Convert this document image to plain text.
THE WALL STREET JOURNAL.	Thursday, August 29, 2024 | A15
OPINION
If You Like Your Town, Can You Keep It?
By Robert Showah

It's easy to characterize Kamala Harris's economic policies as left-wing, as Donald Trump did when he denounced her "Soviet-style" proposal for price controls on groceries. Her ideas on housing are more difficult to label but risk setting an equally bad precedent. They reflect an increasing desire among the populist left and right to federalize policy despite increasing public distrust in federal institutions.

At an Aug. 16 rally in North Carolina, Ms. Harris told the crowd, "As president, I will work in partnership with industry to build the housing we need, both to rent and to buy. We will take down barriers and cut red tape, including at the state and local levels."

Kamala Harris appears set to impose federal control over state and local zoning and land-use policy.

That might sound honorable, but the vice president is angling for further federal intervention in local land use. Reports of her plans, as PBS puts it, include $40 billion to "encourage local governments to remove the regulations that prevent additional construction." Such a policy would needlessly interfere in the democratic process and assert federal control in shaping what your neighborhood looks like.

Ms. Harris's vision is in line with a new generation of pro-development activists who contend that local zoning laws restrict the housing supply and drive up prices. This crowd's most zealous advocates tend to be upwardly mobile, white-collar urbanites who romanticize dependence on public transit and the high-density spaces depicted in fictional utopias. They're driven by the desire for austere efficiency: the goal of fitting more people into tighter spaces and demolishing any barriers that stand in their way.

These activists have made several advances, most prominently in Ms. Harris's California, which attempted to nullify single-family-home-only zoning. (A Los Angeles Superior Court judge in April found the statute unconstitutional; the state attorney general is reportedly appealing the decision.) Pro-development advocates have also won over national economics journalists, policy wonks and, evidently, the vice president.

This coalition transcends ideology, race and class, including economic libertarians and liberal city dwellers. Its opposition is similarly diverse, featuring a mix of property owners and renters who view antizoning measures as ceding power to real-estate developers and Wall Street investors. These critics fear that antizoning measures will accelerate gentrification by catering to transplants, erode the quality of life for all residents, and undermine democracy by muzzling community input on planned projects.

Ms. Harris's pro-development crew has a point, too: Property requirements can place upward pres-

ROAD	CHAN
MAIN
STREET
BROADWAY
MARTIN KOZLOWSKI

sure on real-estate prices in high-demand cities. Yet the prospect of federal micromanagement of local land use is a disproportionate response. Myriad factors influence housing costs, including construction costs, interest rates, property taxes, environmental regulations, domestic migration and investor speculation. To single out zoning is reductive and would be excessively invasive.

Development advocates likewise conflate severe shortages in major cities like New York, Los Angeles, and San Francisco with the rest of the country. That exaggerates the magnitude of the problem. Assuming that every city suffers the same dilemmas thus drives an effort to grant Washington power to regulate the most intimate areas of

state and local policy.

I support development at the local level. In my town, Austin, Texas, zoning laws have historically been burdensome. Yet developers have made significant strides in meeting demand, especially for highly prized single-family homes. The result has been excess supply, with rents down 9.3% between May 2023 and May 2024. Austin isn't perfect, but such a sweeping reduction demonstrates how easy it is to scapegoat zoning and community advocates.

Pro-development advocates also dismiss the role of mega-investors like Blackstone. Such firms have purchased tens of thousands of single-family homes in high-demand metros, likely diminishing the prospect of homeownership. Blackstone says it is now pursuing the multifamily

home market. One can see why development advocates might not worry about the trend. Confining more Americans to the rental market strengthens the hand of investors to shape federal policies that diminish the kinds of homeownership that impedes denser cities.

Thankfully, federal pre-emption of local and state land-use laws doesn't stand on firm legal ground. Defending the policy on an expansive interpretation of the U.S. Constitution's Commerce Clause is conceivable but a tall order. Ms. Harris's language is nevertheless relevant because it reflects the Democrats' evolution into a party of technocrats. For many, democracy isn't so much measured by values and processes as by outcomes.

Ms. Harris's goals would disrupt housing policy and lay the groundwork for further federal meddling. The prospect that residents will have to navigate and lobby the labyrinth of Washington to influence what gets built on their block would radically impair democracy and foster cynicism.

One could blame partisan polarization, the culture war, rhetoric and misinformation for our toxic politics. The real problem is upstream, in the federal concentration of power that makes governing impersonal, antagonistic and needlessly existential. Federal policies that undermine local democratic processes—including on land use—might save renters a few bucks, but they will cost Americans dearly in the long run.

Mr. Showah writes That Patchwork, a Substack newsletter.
- - -
» **WHAT TO DO**: Work out the count of lines containing the word "Showah", then write only that count.

» **RESPONSE FOR THIS EXERCISE**: 2